WHAT THE EXERCISE ASKS: Among the lines below, count those with "name". Give only the number.

PROVIDED RECORDS:
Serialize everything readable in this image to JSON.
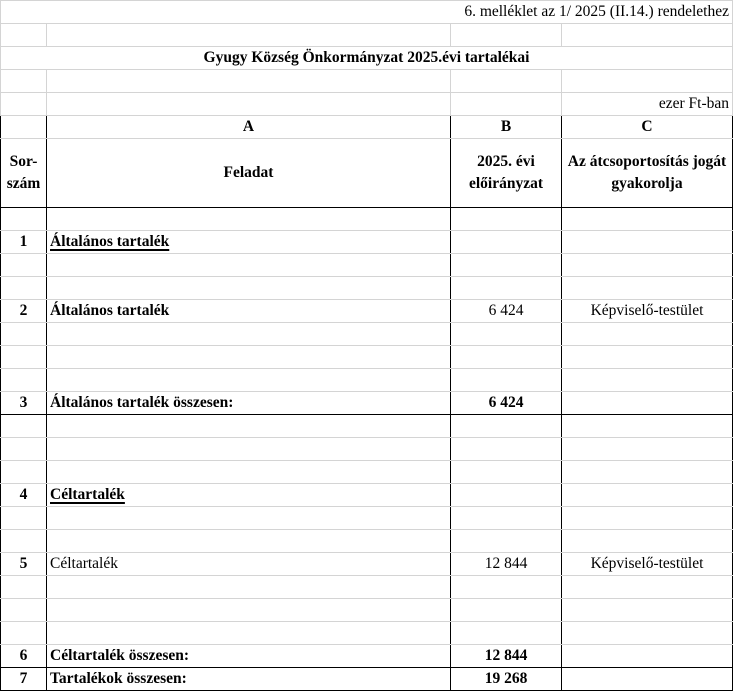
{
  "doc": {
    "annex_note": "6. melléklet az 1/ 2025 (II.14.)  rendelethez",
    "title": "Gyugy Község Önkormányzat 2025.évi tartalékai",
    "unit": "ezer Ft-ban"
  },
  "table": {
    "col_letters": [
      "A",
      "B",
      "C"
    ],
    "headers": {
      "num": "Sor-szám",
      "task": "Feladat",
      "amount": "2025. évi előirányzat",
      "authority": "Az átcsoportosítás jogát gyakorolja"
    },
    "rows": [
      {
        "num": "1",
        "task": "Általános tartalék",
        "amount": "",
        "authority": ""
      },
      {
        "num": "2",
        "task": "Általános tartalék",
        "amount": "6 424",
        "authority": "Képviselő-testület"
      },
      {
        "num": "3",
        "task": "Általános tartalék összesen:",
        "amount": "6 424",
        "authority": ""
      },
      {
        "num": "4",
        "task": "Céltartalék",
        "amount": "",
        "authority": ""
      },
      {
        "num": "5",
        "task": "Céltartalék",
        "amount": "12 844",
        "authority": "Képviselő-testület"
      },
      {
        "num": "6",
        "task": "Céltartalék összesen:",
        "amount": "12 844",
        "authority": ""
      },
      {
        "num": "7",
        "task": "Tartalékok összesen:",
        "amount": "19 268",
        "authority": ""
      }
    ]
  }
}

--

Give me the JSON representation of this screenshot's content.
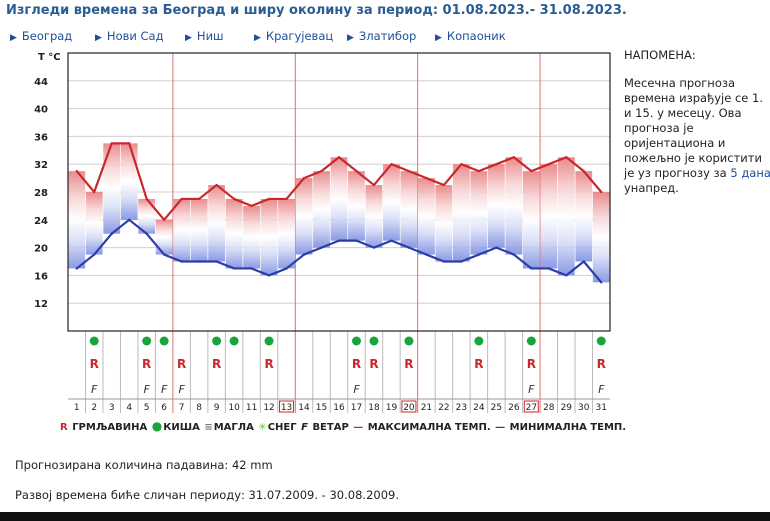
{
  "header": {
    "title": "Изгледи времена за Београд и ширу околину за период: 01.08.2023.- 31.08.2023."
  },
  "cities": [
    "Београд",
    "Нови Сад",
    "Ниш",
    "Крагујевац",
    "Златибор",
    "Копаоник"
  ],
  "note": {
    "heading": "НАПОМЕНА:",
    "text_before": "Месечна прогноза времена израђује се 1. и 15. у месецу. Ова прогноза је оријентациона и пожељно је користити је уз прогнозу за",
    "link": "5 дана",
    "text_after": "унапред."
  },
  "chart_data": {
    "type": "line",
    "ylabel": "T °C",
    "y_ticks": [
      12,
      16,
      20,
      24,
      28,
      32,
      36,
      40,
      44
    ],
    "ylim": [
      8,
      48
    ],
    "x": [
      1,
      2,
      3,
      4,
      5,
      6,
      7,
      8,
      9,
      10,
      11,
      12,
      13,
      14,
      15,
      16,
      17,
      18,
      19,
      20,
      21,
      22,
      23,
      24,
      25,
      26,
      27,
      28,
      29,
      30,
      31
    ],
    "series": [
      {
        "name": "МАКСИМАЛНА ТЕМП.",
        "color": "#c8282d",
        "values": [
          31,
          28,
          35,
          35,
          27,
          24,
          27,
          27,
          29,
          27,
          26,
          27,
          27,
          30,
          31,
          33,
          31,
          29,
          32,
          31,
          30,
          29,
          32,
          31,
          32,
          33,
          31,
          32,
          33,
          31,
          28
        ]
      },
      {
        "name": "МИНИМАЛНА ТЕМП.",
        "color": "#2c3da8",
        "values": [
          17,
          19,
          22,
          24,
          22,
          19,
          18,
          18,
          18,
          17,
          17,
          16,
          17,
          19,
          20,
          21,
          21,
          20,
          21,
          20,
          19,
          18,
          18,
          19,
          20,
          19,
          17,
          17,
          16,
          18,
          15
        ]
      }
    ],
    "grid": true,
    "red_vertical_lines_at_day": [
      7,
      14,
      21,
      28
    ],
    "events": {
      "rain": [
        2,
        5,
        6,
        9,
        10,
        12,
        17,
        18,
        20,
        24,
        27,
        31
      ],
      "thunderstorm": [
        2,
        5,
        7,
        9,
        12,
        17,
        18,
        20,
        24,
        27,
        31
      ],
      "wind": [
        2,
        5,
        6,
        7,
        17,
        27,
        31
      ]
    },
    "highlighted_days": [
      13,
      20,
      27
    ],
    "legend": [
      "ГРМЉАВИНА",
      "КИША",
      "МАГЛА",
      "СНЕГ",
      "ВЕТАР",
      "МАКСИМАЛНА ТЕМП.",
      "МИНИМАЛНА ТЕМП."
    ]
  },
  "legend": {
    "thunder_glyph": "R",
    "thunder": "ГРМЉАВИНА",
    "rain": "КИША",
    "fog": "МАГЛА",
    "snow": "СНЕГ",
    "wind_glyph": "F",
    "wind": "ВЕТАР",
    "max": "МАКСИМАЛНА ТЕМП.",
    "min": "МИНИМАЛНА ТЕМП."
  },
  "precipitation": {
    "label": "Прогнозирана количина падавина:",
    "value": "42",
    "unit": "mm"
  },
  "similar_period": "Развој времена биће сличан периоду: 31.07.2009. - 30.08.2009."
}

ANSWER TO THIS TASK: 2